** start Records provided **

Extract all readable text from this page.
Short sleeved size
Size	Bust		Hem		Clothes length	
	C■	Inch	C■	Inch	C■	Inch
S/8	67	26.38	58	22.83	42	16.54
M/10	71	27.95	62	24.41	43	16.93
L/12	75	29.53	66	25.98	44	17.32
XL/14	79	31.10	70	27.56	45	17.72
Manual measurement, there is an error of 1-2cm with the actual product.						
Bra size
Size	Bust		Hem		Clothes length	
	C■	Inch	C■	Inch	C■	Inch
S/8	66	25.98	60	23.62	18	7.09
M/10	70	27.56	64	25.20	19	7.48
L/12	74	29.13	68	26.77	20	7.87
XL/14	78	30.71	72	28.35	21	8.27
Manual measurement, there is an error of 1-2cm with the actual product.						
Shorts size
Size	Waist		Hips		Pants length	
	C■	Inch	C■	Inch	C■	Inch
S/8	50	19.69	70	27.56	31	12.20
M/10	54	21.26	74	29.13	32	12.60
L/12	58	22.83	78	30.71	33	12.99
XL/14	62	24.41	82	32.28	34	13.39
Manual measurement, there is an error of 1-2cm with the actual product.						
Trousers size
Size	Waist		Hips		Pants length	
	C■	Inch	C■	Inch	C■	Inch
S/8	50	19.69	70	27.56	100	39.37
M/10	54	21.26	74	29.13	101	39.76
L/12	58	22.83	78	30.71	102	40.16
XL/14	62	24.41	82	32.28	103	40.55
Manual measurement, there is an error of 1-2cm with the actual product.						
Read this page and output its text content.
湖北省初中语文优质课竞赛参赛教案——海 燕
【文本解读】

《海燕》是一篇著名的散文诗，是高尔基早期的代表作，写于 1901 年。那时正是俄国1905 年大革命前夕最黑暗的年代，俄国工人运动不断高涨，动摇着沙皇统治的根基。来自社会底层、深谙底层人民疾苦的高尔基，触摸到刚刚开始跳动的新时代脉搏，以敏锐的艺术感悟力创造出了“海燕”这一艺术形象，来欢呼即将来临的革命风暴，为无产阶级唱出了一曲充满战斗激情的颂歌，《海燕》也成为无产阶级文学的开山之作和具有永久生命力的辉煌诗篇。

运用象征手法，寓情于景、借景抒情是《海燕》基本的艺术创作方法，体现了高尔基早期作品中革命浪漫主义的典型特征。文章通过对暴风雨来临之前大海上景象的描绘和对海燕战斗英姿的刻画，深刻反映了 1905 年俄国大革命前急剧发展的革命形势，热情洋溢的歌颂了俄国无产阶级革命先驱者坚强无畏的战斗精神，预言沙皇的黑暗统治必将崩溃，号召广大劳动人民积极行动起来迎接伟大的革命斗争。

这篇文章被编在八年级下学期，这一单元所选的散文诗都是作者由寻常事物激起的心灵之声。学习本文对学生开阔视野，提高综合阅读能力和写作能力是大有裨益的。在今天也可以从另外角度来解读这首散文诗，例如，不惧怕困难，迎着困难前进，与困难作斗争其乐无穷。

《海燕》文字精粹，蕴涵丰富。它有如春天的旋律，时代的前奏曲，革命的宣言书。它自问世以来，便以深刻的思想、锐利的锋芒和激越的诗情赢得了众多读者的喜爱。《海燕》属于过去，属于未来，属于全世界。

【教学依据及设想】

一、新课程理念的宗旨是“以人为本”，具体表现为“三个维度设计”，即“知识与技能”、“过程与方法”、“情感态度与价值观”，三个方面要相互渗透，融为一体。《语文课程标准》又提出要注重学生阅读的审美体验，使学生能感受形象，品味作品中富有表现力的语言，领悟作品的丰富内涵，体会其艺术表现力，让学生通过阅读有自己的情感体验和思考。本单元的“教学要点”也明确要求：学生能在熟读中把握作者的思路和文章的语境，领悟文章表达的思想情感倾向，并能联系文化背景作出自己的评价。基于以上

** end Records provided **

> Short task
All of the data shown above must be copied exactly.

> Result for this task
Extract all readable text from this page.
Short sleeved size
Size	Bust		Hem		Clothes length	
	C■	Inch	C■	Inch	C■	Inch
S/8	67	26.38	58	22.83	42	16.54
M/10	71	27.95	62	24.41	43	16.93
L/12	75	29.53	66	25.98	44	17.32
XL/14	79	31.10	70	27.56	45	17.72
Manual measurement, there is an error of 1-2cm with the actual product.						
Bra size
Size	Bust		Hem		Clothes length	
	C■	Inch	C■	Inch	C■	Inch
S/8	66	25.98	60	23.62	18	7.09
M/10	70	27.56	64	25.20	19	7.48
L/12	74	29.13	68	26.77	20	7.87
XL/14	78	30.71	72	28.35	21	8.27
Manual measurement, there is an error of 1-2cm with the actual product.						
Shorts size
Size	Waist		Hips		Pants length	
	C■	Inch	C■	Inch	C■	Inch
S/8	50	19.69	70	27.56	31	12.20
M/10	54	21.26	74	29.13	32	12.60
L/12	58	22.83	78	30.71	33	12.99
XL/14	62	24.41	82	32.28	34	13.39
Manual measurement, there is an error of 1-2cm with the actual product.						
Trousers size
Size	Waist		Hips		Pants length	
	C■	Inch	C■	Inch	C■	Inch
S/8	50	19.69	70	27.56	100	39.37
M/10	54	21.26	74	29.13	101	39.76
L/12	58	22.83	78	30.71	102	40.16
XL/14	62	24.41	82	32.28	103	40.55
Manual measurement, there is an error of 1-2cm with the actual product.						
Read this page and output its text content.
湖北省初中语文优质课竞赛参赛教案——海 燕
【文本解读】

《海燕》是一篇著名的散文诗，是高尔基早期的代表作，写于 1901 年。那时正是俄国1905 年大革命前夕最黑暗的年代，俄国工人运动不断高涨，动摇着沙皇统治的根基。来自社会底层、深谙底层人民疾苦的高尔基，触摸到刚刚开始跳动的新时代脉搏，以敏锐的艺术感悟力创造出了“海燕”这一艺术形象，来欢呼即将来临的革命风暴，为无产阶级唱出了一曲充满战斗激情的颂歌，《海燕》也成为无产阶级文学的开山之作和具有永久生命力的辉煌诗篇。

运用象征手法，寓情于景、借景抒情是《海燕》基本的艺术创作方法，体现了高尔基早期作品中革命浪漫主义的典型特征。文章通过对暴风雨来临之前大海上景象的描绘和对海燕战斗英姿的刻画，深刻反映了 1905 年俄国大革命前急剧发展的革命形势，热情洋溢的歌颂了俄国无产阶级革命先驱者坚强无畏的战斗精神，预言沙皇的黑暗统治必将崩溃，号召广大劳动人民积极行动起来迎接伟大的革命斗争。

这篇文章被编在八年级下学期，这一单元所选的散文诗都是作者由寻常事物激起的心灵之声。学习本文对学生开阔视野，提高综合阅读能力和写作能力是大有裨益的。在今天也可以从另外角度来解读这首散文诗，例如，不惧怕困难，迎着困难前进，与困难作斗争其乐无穷。

《海燕》文字精粹，蕴涵丰富。它有如春天的旋律，时代的前奏曲，革命的宣言书。它自问世以来，便以深刻的思想、锐利的锋芒和激越的诗情赢得了众多读者的喜爱。《海燕》属于过去，属于未来，属于全世界。

【教学依据及设想】

一、新课程理念的宗旨是“以人为本”，具体表现为“三个维度设计”，即“知识与技能”、“过程与方法”、“情感态度与价值观”，三个方面要相互渗透，融为一体。《语文课程标准》又提出要注重学生阅读的审美体验，使学生能感受形象，品味作品中富有表现力的语言，领悟作品的丰富内涵，体会其艺术表现力，让学生通过阅读有自己的情感体验和思考。本单元的“教学要点”也明确要求：学生能在熟读中把握作者的思路和文章的语境，领悟文章表达的思想情感倾向，并能联系文化背景作出自己的评价。基于以上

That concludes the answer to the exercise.